**抜粋した文章**

————————

半導体ウェハーができるまで

半導体ICの製造には、数百もの微細加工工程を経てICとなります。
ここではICが出来るまでの(工程)Process Flowの概要を説明します。

Process Flow

Process Flow

Process Flow(プロセスフロー)

Process Flowでは、半導体ICができるまでの流れを、ファウンドリ会社として当社が受託する工程の概要を説明します。

FEOL(Front End of Line:基板工程、半導体製造前工程の前半)

シリコン基板上にトランジスタなどの素子を形成します。

1素子分離

素子分離

  • 素子分離

    トランジスタはシリコンウェハー表面付近に作ります。
    個々のトランジスタが独立して動作するよう、隣り合う他のトランジスタとの干渉を防止する必要があります。そのため、トランジスタを形成する領域を分離します。

————————

保存済みのデータ記録
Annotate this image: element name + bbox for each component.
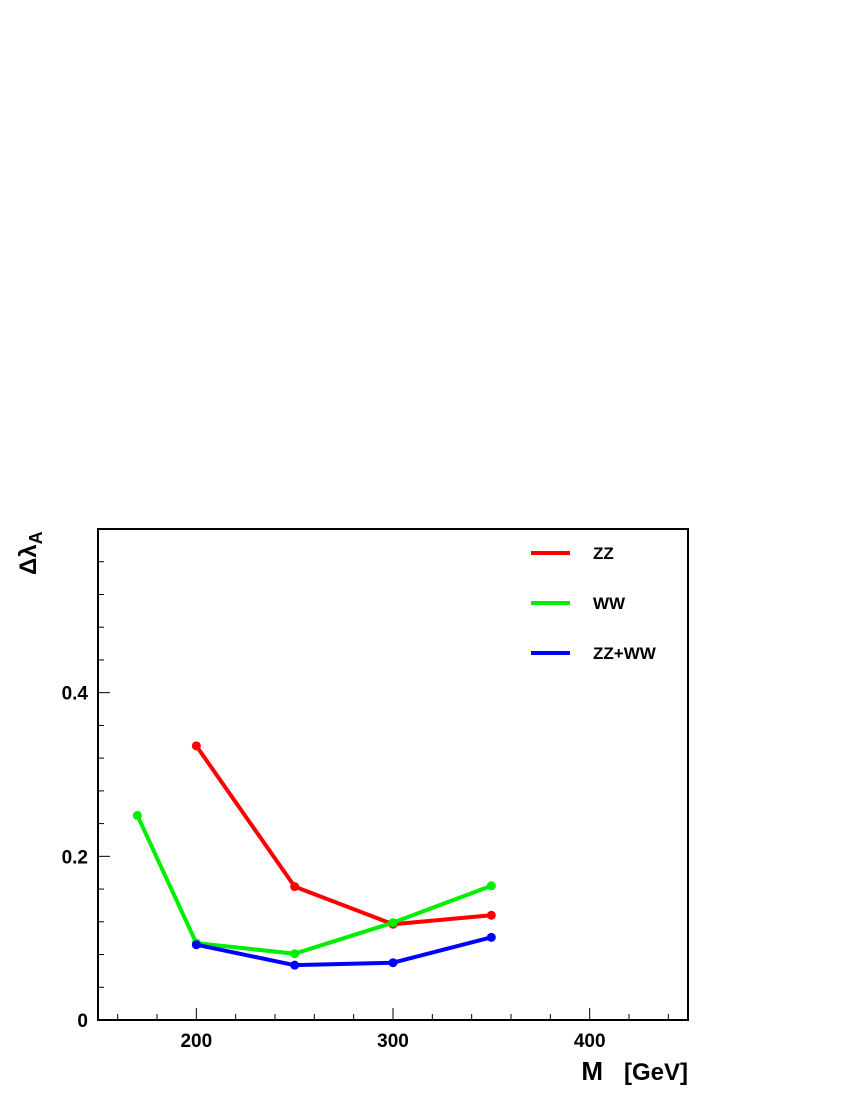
x-tick-label: 300	[377, 1031, 409, 1052]
y-axis-symbol: Δλ	[15, 544, 42, 575]
svg-text:ΔλA: ΔλA	[15, 531, 46, 575]
y-tick-label: 0	[77, 1011, 88, 1032]
series-line-zz	[194, 744, 492, 927]
legend-label-ww: WW	[593, 594, 626, 613]
legend-label-zz: ZZ	[593, 544, 614, 563]
data-point-zz-ww	[191, 940, 201, 950]
legend-label-zz-ww: ZZ+WW	[593, 644, 657, 663]
y-axis-subscript: A	[26, 531, 46, 544]
axis-tick-labels: 200 300 400 0 0.2 0.4	[62, 684, 606, 1052]
data-point-ww	[486, 881, 496, 891]
legend: ZZ WW ZZ+WW	[531, 544, 657, 663]
y-tick-label: 0.4	[62, 684, 89, 705]
data-point-zz-ww	[290, 960, 300, 970]
x-tick-label: 400	[574, 1031, 606, 1052]
data-point-zz	[486, 910, 496, 920]
y-axis-title: ΔλA	[15, 531, 46, 575]
axis-ticks	[98, 528, 669, 1021]
series-line-zz-ww	[195, 935, 492, 968]
x-axis-unit: [GeV]	[624, 1059, 688, 1086]
series-line-ww	[135, 814, 493, 956]
series-group	[132, 741, 496, 970]
x-axis-title: M	[581, 1056, 603, 1086]
data-point-zz-ww	[388, 958, 398, 968]
data-point-zz	[290, 882, 300, 892]
x-tick-label: 200	[180, 1031, 212, 1052]
data-point-ww	[132, 810, 142, 820]
data-point-ww	[290, 949, 300, 959]
data-point-ww	[388, 918, 398, 928]
data-point-zz	[191, 741, 201, 751]
data-point-zz-ww	[486, 932, 496, 942]
y-tick-label: 0.2	[62, 847, 88, 868]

————————

**演習の課題**
- 1) 半導体ウェハーの製造工程についての文章では、FEOLでシリコン基板上に何を形成するとされていますか。
- 2) 半導体ウェハーの製造工程についての文章を、最後の文の後から書き継いでください。
記録は別の出典から取ったものです。

**課題ごとの解答**
- 1) トランジスタなどの素子です。

- 2)
    その素子分離はいくつかの方式があります。
    ここで紹介しているのはSTI(Shallow Trench Isolation)という技術です。

  • 酸化+窒化膜成長

    1. 酸化+窒化膜成長

    シリコンウェハーを酸化しシリコン酸化膜を形成し、続いてCVD法でシリコン窒化膜を形成します。

  • レジストパターン形成

    2. レジストパターン形成

    レジストパターンを形成します。

  • 浅溝形成

    3. 浅溝形成

    レジストパターンをマスクにシリコン窒化膜、シリコン酸化膜、シリコンウェハーをエッチングし、浅い溝(trench、トレンチ)を掘ります。
    溝を掘った後、レジストパターンは除去します。

  • 埋め込み酸化膜成長

    4. 埋め込み酸化膜成長

    CVD法で厚いシリコン酸化膜を形成し溝を埋めます。

  • 埋め込み酸化膜研磨

    5. 埋め込み酸化膜研磨

    表面を研磨し余分なシリコン酸化膜を除去し、溝の中だけにシリコン酸化膜を残します。

  • 窒化膜除去

    6. 窒化膜除去

    薬品処理でシリコン窒化膜を除去します。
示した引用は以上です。